Using the records below, locate all lines containing "missing" and return them.

Collection entries
#####
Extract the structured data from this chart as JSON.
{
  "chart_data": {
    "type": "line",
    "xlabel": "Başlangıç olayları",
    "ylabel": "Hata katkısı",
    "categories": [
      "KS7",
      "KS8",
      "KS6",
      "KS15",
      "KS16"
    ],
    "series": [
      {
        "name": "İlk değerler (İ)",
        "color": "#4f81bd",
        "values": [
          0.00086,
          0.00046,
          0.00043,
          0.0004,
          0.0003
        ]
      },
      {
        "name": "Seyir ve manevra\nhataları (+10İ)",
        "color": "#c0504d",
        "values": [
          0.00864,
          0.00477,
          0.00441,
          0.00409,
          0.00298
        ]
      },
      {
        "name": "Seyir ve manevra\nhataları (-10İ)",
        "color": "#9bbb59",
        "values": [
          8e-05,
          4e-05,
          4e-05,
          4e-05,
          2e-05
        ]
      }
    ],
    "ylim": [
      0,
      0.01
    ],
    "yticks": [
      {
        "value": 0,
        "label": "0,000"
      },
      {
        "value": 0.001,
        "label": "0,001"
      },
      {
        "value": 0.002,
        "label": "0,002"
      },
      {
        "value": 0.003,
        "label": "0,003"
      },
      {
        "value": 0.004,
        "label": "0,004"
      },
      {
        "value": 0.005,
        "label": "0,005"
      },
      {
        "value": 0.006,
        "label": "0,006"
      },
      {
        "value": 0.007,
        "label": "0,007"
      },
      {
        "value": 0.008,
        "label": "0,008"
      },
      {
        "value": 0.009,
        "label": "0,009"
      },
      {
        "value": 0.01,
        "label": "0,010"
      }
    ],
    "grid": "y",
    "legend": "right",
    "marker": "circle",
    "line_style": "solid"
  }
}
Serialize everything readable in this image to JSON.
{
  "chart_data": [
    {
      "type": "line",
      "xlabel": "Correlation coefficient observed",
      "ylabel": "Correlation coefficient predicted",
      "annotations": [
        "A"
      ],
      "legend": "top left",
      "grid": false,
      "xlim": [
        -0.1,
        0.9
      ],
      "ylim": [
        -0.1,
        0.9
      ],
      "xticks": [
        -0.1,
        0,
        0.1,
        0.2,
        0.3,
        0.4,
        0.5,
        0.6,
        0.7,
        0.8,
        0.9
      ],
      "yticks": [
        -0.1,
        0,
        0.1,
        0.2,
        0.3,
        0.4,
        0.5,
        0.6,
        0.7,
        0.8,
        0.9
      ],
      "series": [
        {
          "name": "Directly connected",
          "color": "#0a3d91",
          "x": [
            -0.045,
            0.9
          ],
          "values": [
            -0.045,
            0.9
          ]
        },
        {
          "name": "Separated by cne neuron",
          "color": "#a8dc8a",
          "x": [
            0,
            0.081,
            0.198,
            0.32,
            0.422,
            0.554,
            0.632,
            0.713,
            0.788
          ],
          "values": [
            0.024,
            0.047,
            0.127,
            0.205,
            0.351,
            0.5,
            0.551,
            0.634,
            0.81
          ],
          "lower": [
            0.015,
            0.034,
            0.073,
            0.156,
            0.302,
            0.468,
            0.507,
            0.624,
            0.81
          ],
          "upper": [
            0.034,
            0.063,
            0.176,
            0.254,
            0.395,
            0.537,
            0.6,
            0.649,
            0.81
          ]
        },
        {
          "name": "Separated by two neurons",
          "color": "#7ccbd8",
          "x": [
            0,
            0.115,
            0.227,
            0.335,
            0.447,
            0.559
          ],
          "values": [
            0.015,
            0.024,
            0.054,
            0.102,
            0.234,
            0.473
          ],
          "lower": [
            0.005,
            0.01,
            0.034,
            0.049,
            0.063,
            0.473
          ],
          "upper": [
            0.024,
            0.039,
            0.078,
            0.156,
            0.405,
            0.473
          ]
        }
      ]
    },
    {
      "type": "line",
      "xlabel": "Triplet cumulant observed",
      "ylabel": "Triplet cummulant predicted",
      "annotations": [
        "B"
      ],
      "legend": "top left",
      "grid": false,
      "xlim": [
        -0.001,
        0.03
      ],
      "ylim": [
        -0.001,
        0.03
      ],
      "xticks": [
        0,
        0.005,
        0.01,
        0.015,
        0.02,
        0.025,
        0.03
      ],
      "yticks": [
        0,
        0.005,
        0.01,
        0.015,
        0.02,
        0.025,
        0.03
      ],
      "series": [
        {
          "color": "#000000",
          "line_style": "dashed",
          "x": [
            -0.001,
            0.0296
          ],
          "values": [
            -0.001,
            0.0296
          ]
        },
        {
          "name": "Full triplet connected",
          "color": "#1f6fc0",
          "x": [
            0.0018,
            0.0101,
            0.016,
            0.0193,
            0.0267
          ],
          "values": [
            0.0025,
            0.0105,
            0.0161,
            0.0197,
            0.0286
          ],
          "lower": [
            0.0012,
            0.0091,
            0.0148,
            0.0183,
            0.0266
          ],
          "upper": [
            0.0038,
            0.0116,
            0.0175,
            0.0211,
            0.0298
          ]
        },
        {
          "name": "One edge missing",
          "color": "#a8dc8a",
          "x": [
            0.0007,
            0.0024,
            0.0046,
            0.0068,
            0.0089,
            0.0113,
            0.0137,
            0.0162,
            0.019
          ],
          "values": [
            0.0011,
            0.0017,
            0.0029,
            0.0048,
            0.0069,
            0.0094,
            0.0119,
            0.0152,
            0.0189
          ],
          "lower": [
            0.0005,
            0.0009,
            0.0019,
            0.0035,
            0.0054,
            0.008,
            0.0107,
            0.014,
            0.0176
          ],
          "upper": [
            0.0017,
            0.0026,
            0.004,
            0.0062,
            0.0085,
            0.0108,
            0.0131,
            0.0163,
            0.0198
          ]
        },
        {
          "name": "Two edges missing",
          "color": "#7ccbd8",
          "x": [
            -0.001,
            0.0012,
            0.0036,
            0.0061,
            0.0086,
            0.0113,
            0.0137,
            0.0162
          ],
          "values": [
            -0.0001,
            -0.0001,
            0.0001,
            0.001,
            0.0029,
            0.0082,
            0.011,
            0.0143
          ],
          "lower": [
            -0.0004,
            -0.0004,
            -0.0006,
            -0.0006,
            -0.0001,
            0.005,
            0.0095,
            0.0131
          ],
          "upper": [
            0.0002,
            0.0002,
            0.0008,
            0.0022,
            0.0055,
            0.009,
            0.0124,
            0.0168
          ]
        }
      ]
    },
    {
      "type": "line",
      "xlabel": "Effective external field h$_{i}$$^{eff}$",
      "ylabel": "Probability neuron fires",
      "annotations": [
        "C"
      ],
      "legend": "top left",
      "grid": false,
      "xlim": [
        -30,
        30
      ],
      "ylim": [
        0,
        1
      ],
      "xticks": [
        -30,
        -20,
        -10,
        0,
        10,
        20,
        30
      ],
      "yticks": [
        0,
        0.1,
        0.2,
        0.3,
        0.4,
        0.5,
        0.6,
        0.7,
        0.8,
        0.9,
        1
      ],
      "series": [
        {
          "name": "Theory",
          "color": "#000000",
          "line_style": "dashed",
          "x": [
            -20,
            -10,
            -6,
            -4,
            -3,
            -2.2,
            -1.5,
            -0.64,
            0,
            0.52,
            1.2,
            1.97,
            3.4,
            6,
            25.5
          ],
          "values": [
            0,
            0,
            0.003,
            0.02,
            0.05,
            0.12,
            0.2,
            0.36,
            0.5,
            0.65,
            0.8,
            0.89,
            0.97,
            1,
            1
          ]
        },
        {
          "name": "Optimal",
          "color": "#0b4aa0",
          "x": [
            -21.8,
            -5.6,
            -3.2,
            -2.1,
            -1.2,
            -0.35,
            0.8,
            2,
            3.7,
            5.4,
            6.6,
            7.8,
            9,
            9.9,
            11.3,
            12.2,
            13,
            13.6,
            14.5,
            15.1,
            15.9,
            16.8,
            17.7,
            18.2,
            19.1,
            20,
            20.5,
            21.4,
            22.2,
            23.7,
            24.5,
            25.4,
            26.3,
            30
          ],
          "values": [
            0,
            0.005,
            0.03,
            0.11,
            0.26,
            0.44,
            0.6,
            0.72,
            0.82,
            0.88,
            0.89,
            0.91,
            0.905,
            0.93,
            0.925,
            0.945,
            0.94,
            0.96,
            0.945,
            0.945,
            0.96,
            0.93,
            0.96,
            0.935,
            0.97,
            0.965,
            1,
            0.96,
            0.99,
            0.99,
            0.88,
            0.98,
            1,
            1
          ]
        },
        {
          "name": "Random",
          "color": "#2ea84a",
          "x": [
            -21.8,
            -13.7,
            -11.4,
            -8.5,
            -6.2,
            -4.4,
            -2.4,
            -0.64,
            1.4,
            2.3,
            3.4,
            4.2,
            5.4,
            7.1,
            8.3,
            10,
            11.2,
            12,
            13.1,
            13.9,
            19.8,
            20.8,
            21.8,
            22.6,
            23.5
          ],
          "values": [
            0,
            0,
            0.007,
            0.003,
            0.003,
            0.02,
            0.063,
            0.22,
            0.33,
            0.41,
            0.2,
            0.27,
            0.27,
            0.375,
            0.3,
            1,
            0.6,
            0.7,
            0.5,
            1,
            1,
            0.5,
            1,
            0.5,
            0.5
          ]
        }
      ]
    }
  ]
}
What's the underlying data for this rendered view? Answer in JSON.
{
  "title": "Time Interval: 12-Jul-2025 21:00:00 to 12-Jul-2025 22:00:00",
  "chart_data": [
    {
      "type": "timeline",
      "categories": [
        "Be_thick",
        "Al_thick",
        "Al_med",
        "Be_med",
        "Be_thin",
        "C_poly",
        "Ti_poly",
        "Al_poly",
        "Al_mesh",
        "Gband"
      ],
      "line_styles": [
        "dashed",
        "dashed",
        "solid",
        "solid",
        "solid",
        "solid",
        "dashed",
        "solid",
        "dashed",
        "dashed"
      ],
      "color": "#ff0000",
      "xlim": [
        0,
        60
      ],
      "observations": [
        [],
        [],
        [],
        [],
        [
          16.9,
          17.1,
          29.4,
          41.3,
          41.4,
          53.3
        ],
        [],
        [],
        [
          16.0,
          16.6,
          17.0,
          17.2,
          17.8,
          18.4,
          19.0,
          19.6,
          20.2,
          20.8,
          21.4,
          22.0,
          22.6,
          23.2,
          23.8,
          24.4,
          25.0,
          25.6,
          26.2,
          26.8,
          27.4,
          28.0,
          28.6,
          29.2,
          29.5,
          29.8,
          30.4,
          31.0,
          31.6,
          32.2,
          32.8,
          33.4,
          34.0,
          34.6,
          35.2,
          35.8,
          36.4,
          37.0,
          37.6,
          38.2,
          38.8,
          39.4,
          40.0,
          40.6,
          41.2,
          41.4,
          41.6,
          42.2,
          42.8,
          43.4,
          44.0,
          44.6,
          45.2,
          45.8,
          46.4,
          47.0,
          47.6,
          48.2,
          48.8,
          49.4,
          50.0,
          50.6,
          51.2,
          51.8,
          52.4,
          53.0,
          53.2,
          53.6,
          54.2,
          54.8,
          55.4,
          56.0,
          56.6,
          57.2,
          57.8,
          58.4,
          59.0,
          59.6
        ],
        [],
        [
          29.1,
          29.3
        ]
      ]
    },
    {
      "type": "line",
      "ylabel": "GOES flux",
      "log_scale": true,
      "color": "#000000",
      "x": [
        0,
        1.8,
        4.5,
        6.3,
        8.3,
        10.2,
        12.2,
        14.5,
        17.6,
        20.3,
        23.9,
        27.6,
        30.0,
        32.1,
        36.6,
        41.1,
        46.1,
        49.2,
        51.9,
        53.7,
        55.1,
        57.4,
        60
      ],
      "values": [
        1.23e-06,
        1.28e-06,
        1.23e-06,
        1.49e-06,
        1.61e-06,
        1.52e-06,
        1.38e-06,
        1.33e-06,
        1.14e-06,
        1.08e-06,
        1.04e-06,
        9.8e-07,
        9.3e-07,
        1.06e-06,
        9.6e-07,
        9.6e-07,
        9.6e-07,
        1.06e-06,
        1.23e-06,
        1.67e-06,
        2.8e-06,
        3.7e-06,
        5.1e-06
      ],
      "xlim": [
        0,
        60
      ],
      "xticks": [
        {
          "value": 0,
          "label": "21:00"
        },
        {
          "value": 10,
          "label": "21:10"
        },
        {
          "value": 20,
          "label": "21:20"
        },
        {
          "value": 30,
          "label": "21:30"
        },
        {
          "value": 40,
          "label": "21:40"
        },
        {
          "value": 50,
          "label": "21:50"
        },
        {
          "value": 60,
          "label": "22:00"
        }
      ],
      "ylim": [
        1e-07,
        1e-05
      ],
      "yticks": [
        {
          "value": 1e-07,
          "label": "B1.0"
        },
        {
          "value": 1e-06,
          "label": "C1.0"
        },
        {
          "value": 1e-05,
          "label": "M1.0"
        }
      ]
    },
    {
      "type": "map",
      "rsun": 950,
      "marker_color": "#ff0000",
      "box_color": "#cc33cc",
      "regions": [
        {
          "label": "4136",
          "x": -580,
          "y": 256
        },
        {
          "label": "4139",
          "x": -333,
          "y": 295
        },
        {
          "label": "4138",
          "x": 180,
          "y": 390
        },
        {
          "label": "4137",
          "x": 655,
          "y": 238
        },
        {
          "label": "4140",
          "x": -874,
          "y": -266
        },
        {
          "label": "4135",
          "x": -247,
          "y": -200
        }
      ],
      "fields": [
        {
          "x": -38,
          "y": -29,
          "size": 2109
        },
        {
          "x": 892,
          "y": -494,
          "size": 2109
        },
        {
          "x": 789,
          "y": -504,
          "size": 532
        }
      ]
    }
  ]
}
#####
» Reply:
          "name": "One edge missing",
          "name": "Two edges missing",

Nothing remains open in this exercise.